**TASK REQUIREMENTS**
Could you format everything from the first line of the entries down to the line containing "windows-logo-icon <box>6 462 19 473</box>", both included, as a JSON list of strings with one string per line and any blank lines omitted?

**DATA FOR THE TASK**
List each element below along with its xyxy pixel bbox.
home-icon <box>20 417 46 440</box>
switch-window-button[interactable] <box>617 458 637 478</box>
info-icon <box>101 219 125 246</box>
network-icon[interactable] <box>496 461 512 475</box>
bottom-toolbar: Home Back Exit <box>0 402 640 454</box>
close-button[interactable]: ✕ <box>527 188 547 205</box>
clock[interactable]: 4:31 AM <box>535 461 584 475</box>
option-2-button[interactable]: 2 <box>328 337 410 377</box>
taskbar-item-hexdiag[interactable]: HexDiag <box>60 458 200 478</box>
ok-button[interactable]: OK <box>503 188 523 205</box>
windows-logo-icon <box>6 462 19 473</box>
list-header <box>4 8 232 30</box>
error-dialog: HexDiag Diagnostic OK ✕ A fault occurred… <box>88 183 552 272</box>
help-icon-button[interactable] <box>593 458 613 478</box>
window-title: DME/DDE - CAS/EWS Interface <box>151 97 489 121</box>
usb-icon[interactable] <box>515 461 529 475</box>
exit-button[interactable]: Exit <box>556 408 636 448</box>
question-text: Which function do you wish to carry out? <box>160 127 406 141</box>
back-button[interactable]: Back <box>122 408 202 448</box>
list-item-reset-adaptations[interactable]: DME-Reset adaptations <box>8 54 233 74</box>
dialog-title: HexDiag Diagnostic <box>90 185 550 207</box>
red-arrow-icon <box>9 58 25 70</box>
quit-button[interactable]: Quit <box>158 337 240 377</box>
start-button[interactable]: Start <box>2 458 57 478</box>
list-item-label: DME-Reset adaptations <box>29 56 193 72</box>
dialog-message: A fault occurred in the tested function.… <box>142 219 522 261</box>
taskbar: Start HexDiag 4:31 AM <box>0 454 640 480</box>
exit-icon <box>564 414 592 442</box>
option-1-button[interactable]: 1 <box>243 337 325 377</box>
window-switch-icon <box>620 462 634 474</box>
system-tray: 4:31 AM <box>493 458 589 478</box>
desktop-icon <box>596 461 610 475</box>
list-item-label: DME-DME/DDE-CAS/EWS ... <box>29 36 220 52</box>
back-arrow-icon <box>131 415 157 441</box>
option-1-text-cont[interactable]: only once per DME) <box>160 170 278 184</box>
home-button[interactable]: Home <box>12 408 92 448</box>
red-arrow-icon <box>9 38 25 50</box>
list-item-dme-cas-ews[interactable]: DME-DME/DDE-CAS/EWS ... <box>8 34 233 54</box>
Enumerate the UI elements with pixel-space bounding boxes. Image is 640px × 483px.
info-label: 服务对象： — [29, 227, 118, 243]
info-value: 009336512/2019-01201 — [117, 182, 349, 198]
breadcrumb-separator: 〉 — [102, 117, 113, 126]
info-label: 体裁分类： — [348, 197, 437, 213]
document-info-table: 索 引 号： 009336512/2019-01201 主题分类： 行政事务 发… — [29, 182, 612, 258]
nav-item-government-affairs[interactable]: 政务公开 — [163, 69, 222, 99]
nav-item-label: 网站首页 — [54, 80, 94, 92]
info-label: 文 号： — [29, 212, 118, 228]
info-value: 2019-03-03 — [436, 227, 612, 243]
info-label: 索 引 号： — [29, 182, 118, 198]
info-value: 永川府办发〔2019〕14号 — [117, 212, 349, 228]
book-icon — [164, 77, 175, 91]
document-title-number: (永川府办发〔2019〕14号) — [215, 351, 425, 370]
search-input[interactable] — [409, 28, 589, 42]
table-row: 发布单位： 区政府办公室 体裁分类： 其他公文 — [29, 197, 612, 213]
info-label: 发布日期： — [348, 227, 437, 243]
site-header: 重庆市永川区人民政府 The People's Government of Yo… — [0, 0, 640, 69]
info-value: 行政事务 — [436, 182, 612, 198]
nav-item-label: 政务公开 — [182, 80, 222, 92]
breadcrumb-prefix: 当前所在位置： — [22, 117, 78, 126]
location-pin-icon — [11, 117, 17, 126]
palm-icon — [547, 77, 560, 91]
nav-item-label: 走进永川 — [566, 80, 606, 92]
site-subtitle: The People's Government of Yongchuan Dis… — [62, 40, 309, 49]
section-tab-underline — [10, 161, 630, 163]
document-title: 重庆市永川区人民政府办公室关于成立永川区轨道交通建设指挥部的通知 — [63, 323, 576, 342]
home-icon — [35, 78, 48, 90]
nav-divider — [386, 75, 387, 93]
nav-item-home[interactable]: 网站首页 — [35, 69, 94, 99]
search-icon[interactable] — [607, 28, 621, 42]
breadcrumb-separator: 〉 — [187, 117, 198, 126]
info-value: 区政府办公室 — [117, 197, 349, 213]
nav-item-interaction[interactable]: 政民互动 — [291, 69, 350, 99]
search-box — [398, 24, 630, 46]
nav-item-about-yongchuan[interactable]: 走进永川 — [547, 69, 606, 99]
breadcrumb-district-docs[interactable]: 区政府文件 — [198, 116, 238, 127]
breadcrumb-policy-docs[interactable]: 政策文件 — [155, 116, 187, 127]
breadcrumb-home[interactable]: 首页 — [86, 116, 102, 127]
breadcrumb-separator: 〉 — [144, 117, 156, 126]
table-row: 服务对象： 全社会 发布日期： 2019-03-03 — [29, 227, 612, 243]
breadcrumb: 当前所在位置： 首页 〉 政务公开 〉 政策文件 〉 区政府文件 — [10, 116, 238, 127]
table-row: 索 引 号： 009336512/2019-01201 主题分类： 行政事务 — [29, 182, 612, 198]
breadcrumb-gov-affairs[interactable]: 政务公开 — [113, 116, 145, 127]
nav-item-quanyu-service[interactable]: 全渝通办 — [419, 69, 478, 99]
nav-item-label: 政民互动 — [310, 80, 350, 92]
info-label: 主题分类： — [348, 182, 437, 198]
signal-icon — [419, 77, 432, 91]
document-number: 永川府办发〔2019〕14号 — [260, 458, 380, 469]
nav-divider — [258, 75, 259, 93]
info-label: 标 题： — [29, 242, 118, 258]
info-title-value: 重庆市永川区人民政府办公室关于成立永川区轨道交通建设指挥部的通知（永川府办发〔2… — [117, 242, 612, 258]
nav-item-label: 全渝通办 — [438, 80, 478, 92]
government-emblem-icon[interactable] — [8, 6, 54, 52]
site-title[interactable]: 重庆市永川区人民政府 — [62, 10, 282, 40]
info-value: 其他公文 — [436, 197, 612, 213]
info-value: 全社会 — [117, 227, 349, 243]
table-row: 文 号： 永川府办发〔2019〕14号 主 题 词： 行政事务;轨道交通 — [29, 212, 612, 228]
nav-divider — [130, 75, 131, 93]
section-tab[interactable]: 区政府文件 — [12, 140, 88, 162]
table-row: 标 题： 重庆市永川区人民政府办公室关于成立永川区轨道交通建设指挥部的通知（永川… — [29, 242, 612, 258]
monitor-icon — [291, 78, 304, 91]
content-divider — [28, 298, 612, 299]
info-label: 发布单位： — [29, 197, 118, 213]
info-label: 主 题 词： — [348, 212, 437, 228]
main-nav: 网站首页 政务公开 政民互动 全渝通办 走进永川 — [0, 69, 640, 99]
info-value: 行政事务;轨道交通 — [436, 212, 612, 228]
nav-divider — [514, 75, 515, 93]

**TASK SOLUTION**
[
  "List each element below along with its xyxy pixel bbox.",
  "home-icon <box>20 417 46 440</box>",
  "switch-window-button[interactable] <box>617 458 637 478</box>",
  "info-icon <box>101 219 125 246</box>",
  "network-icon[interactable] <box>496 461 512 475</box>",
  "bottom-toolbar: Home Back Exit <box>0 402 640 454</box>",
  "close-button[interactable]: ✕ <box>527 188 547 205</box>",
  "clock[interactable]: 4:31 AM <box>535 461 584 475</box>",
  "option-2-button[interactable]: 2 <box>328 337 410 377</box>",
  "taskbar-item-hexdiag[interactable]: HexDiag <box>60 458 200 478</box>",
  "ok-button[interactable]: OK <box>503 188 523 205</box>",
  "windows-logo-icon <box>6 462 19 473</box>"
]